* _Exercise goal_:
From the entries below, please gather each line containing the string "shown".

[START Materials provided]

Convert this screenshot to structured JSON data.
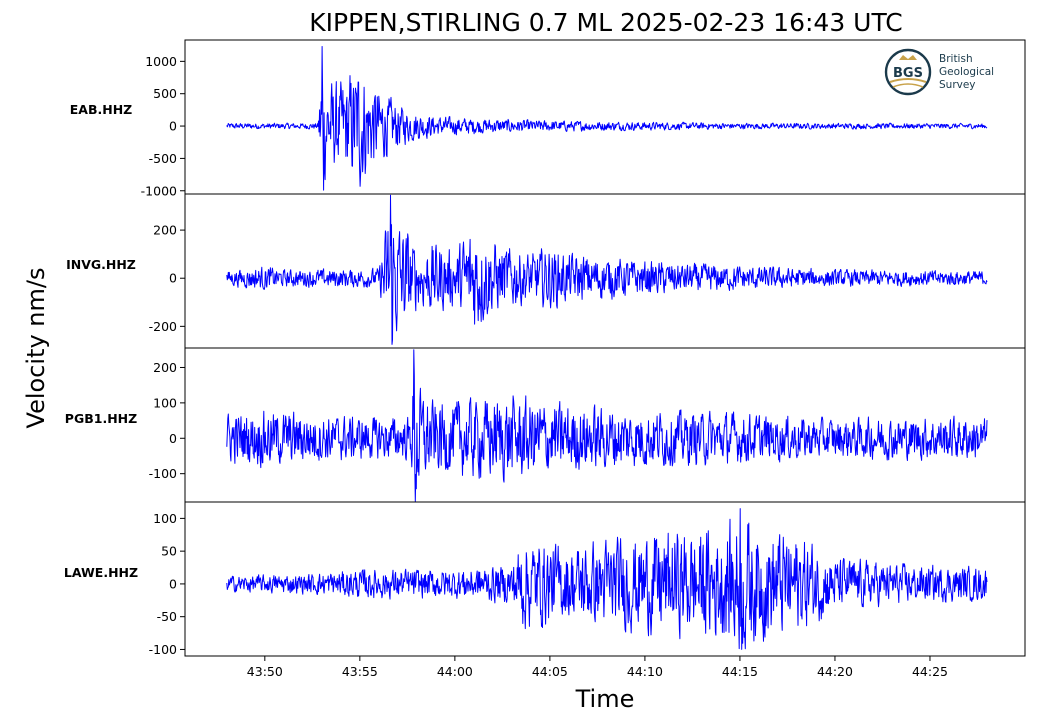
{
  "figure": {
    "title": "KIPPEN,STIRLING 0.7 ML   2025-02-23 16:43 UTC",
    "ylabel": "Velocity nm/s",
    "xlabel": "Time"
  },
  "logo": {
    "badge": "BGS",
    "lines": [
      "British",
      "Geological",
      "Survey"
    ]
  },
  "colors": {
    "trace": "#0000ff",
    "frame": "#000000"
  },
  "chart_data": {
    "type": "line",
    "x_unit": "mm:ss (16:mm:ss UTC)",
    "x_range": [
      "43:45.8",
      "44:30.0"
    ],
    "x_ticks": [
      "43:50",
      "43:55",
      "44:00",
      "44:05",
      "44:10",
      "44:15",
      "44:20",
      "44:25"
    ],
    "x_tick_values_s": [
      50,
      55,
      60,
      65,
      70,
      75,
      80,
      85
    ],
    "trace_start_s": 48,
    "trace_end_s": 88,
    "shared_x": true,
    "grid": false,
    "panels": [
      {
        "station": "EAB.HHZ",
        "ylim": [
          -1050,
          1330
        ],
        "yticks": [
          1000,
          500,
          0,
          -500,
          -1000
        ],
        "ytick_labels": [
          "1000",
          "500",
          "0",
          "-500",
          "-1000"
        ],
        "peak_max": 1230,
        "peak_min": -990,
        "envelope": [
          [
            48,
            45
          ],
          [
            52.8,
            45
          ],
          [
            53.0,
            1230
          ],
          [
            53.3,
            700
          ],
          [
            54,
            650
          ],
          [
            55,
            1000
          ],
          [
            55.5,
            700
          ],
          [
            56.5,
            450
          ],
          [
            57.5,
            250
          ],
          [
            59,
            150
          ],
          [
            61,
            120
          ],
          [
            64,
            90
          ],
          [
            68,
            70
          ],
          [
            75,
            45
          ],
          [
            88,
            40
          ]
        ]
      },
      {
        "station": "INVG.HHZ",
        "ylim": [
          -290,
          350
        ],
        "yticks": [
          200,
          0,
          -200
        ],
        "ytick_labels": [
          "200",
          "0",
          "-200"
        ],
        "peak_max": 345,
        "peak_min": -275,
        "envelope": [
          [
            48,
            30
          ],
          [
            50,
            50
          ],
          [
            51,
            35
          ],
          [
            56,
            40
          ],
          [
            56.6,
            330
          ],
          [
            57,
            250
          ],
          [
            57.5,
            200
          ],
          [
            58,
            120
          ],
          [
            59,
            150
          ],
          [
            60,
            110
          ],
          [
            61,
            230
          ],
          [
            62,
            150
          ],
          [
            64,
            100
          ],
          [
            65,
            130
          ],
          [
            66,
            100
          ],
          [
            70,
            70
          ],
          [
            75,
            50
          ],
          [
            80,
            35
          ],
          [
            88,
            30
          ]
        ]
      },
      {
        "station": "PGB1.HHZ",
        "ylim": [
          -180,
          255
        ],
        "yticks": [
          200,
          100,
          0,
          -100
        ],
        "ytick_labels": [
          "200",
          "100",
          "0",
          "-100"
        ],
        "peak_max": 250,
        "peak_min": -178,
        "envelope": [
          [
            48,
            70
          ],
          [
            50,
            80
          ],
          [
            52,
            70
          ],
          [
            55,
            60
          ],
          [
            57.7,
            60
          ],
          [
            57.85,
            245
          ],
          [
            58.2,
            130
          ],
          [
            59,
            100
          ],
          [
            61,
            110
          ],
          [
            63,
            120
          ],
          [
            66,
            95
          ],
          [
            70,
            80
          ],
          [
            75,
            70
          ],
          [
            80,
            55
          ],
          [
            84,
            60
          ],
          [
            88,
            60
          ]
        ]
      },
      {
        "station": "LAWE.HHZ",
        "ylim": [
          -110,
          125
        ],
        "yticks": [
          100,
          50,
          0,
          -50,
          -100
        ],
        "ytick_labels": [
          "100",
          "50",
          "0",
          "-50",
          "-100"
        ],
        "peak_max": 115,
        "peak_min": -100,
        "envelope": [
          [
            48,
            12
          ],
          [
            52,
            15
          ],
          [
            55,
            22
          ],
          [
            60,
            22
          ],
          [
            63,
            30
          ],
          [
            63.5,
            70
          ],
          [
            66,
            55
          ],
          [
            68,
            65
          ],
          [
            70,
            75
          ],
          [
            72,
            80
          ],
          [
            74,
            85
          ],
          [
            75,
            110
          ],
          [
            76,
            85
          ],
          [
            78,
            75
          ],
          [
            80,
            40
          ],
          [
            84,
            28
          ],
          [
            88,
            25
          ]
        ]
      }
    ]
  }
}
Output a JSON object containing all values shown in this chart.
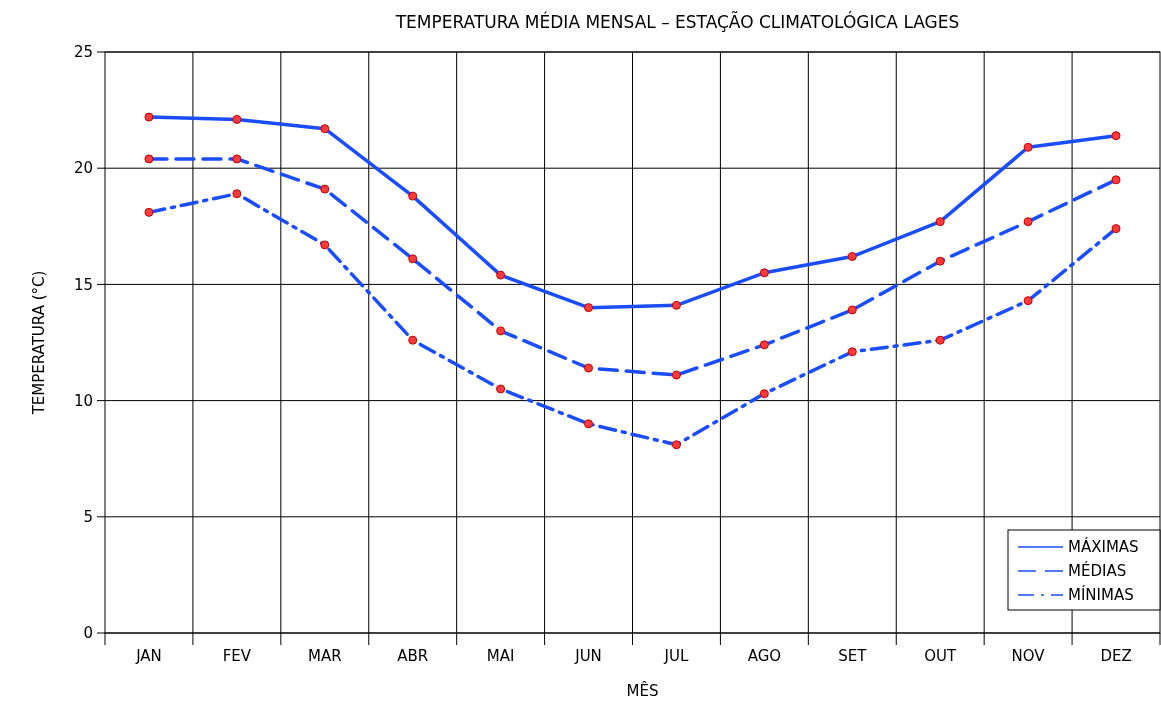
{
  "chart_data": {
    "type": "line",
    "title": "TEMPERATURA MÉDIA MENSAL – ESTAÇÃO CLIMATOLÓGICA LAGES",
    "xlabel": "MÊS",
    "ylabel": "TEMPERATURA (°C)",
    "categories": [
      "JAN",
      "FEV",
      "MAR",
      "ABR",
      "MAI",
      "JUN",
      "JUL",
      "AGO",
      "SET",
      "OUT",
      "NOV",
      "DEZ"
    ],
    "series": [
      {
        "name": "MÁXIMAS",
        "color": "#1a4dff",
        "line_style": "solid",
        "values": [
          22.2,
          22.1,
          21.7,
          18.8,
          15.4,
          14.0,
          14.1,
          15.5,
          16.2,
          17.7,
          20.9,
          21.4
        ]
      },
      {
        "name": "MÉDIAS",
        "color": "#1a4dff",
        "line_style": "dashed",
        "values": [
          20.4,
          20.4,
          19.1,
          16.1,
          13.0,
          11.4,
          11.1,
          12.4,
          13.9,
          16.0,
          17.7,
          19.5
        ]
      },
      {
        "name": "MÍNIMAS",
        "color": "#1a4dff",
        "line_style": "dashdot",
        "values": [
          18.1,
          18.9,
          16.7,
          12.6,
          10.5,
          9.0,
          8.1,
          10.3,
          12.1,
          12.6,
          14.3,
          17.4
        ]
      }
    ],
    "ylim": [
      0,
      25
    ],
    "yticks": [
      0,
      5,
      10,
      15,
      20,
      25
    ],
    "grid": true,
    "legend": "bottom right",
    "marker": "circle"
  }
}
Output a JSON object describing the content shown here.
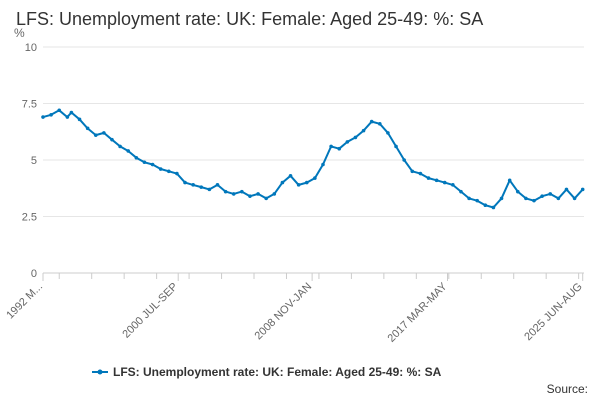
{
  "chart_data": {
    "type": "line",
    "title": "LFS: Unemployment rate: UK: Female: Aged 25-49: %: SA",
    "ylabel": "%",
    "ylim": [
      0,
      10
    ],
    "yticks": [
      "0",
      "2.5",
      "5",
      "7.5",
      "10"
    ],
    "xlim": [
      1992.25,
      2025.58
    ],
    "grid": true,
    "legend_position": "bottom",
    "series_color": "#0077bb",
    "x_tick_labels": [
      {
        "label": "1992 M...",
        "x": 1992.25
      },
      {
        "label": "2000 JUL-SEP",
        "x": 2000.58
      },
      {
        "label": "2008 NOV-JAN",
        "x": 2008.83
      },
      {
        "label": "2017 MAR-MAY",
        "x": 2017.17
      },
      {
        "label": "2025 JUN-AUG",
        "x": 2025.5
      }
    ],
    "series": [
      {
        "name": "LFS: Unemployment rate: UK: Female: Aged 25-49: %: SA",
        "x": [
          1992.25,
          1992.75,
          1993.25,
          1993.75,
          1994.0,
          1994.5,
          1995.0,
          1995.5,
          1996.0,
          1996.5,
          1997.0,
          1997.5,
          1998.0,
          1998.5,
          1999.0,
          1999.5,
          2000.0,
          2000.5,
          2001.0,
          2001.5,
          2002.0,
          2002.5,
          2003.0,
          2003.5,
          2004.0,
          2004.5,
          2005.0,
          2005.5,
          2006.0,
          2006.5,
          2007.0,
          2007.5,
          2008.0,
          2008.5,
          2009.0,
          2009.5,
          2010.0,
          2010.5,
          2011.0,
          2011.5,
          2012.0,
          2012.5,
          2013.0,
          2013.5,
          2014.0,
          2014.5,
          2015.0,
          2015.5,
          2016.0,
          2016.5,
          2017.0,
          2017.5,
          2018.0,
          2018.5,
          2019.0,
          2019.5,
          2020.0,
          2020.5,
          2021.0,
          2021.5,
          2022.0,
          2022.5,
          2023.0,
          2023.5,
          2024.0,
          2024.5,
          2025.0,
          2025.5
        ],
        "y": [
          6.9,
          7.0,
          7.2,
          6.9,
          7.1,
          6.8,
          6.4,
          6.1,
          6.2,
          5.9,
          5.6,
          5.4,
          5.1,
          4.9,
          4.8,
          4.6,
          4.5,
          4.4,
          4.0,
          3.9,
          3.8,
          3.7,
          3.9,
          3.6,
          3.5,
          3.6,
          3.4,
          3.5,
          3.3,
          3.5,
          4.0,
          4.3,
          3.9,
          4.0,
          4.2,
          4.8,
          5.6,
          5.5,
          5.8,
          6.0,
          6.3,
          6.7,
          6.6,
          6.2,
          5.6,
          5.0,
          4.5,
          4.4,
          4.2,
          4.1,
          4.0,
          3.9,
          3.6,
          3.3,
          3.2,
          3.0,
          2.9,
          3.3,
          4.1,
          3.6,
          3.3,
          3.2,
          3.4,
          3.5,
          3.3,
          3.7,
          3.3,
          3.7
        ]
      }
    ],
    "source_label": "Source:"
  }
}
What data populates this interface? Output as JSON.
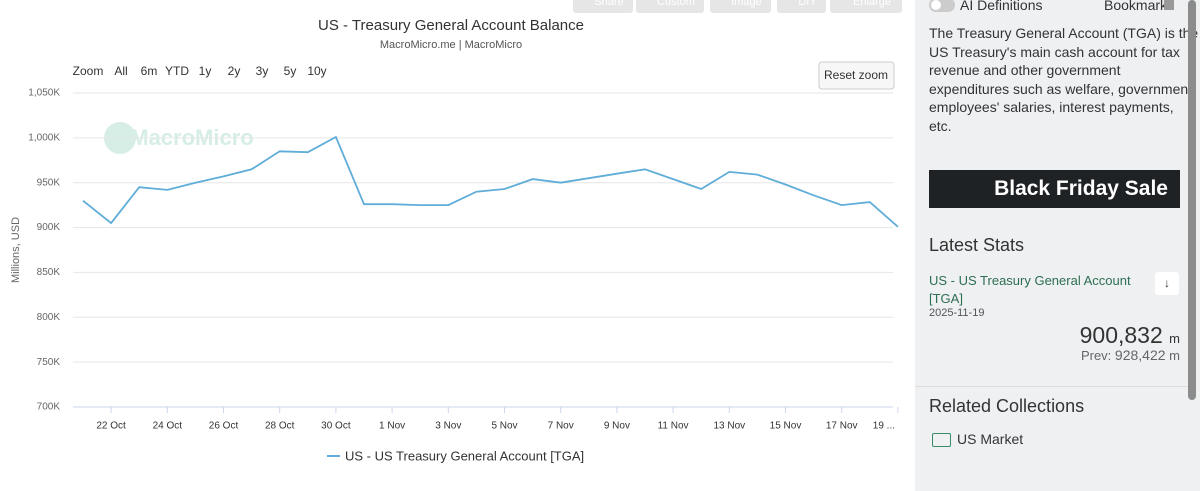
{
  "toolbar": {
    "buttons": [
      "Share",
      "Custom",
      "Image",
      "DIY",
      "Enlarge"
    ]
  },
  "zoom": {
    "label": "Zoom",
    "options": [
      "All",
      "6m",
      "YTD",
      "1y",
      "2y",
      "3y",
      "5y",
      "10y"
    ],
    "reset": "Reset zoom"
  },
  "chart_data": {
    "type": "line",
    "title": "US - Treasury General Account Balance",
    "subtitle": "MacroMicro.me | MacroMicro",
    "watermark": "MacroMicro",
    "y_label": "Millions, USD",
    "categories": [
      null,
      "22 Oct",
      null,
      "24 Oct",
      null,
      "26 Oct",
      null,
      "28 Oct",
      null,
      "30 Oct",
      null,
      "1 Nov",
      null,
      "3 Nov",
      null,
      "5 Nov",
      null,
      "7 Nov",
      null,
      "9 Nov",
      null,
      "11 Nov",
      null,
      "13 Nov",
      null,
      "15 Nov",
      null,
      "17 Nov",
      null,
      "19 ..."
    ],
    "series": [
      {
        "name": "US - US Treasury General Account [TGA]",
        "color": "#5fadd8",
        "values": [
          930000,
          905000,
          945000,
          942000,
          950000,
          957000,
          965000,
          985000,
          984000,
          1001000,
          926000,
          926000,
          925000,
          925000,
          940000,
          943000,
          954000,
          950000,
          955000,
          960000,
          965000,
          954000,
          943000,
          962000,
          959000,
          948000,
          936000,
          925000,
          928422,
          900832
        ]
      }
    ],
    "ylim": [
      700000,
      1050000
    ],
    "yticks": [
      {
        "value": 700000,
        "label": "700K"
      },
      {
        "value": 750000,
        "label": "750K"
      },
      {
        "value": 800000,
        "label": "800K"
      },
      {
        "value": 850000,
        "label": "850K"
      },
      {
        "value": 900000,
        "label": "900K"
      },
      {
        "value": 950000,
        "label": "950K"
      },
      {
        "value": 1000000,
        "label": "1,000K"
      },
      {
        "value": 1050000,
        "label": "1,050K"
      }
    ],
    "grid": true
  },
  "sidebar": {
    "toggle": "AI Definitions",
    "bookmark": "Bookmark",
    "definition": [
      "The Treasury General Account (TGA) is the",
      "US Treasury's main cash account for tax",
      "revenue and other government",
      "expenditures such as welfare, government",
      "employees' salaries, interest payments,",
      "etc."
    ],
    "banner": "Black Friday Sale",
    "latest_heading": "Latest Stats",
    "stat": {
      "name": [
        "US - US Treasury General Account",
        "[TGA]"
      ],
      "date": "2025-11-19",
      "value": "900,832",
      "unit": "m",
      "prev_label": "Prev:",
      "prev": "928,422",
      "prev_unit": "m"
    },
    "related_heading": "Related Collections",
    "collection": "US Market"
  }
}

[END Materials provided]

* _Written answer_:
Output a JSON object containing all values shown in this chart.
Output a JSON object describing the content shown here.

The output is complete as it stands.